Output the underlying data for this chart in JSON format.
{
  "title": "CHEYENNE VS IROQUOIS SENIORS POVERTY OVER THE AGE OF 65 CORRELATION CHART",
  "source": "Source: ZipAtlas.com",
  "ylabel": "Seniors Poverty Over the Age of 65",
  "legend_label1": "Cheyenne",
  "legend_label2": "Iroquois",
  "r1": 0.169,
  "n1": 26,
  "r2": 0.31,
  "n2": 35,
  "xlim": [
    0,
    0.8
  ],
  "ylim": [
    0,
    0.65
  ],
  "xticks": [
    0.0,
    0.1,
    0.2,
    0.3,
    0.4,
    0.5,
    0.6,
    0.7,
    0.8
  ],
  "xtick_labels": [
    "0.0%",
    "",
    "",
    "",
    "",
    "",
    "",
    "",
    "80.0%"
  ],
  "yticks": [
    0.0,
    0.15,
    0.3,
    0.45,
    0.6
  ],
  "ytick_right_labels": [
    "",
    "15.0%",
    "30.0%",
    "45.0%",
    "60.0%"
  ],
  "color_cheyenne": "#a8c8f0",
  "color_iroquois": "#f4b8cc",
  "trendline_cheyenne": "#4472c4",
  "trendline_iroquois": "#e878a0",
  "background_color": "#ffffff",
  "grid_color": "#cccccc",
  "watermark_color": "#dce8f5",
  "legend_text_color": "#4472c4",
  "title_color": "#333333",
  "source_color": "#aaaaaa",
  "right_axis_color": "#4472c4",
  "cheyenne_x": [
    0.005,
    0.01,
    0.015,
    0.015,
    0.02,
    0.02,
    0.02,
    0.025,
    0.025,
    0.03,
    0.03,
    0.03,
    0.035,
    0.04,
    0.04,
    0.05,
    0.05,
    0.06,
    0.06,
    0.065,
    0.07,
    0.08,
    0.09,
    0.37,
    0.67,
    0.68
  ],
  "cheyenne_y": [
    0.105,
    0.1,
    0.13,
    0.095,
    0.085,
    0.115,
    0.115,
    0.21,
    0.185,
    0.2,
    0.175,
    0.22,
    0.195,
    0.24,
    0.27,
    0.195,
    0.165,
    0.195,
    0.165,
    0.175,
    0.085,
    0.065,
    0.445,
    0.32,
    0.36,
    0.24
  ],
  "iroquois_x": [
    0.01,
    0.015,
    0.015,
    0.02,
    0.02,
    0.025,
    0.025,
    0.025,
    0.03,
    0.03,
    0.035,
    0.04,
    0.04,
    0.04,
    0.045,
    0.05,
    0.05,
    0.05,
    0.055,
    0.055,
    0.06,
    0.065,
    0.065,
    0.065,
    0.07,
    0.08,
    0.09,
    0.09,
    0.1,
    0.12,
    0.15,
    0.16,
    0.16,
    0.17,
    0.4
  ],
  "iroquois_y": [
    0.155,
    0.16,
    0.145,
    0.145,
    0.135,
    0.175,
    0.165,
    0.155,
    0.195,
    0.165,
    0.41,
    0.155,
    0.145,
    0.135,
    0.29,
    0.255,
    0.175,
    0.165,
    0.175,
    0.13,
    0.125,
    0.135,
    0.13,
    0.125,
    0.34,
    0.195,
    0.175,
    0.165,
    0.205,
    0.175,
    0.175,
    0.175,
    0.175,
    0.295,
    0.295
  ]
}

DO THIS: Transcribe every entry word for word.

REPLY TO THE EXERCISE:
Output the underlying data for this chart in JSON format.
{
  "title": "CHEYENNE VS IROQUOIS SENIORS POVERTY OVER THE AGE OF 65 CORRELATION CHART",
  "source": "Source: ZipAtlas.com",
  "ylabel": "Seniors Poverty Over the Age of 65",
  "legend_label1": "Cheyenne",
  "legend_label2": "Iroquois",
  "r1": 0.169,
  "n1": 26,
  "r2": 0.31,
  "n2": 35,
  "xlim": [
    0,
    0.8
  ],
  "ylim": [
    0,
    0.65
  ],
  "xticks": [
    0.0,
    0.1,
    0.2,
    0.3,
    0.4,
    0.5,
    0.6,
    0.7,
    0.8
  ],
  "xtick_labels": [
    "0.0%",
    "",
    "",
    "",
    "",
    "",
    "",
    "",
    "80.0%"
  ],
  "yticks": [
    0.0,
    0.15,
    0.3,
    0.45,
    0.6
  ],
  "ytick_right_labels": [
    "",
    "15.0%",
    "30.0%",
    "45.0%",
    "60.0%"
  ],
  "color_cheyenne": "#a8c8f0",
  "color_iroquois": "#f4b8cc",
  "trendline_cheyenne": "#4472c4",
  "trendline_iroquois": "#e878a0",
  "background_color": "#ffffff",
  "grid_color": "#cccccc",
  "watermark_color": "#dce8f5",
  "legend_text_color": "#4472c4",
  "title_color": "#333333",
  "source_color": "#aaaaaa",
  "right_axis_color": "#4472c4",
  "cheyenne_x": [
    0.005,
    0.01,
    0.015,
    0.015,
    0.02,
    0.02,
    0.02,
    0.025,
    0.025,
    0.03,
    0.03,
    0.03,
    0.035,
    0.04,
    0.04,
    0.05,
    0.05,
    0.06,
    0.06,
    0.065,
    0.07,
    0.08,
    0.09,
    0.37,
    0.67,
    0.68
  ],
  "cheyenne_y": [
    0.105,
    0.1,
    0.13,
    0.095,
    0.085,
    0.115,
    0.115,
    0.21,
    0.185,
    0.2,
    0.175,
    0.22,
    0.195,
    0.24,
    0.27,
    0.195,
    0.165,
    0.195,
    0.165,
    0.175,
    0.085,
    0.065,
    0.445,
    0.32,
    0.36,
    0.24
  ],
  "iroquois_x": [
    0.01,
    0.015,
    0.015,
    0.02,
    0.02,
    0.025,
    0.025,
    0.025,
    0.03,
    0.03,
    0.035,
    0.04,
    0.04,
    0.04,
    0.045,
    0.05,
    0.05,
    0.05,
    0.055,
    0.055,
    0.06,
    0.065,
    0.065,
    0.065,
    0.07,
    0.08,
    0.09,
    0.09,
    0.1,
    0.12,
    0.15,
    0.16,
    0.16,
    0.17,
    0.4
  ],
  "iroquois_y": [
    0.155,
    0.16,
    0.145,
    0.145,
    0.135,
    0.175,
    0.165,
    0.155,
    0.195,
    0.165,
    0.41,
    0.155,
    0.145,
    0.135,
    0.29,
    0.255,
    0.175,
    0.165,
    0.175,
    0.13,
    0.125,
    0.135,
    0.13,
    0.125,
    0.34,
    0.195,
    0.175,
    0.165,
    0.205,
    0.175,
    0.175,
    0.175,
    0.175,
    0.295,
    0.295
  ]
}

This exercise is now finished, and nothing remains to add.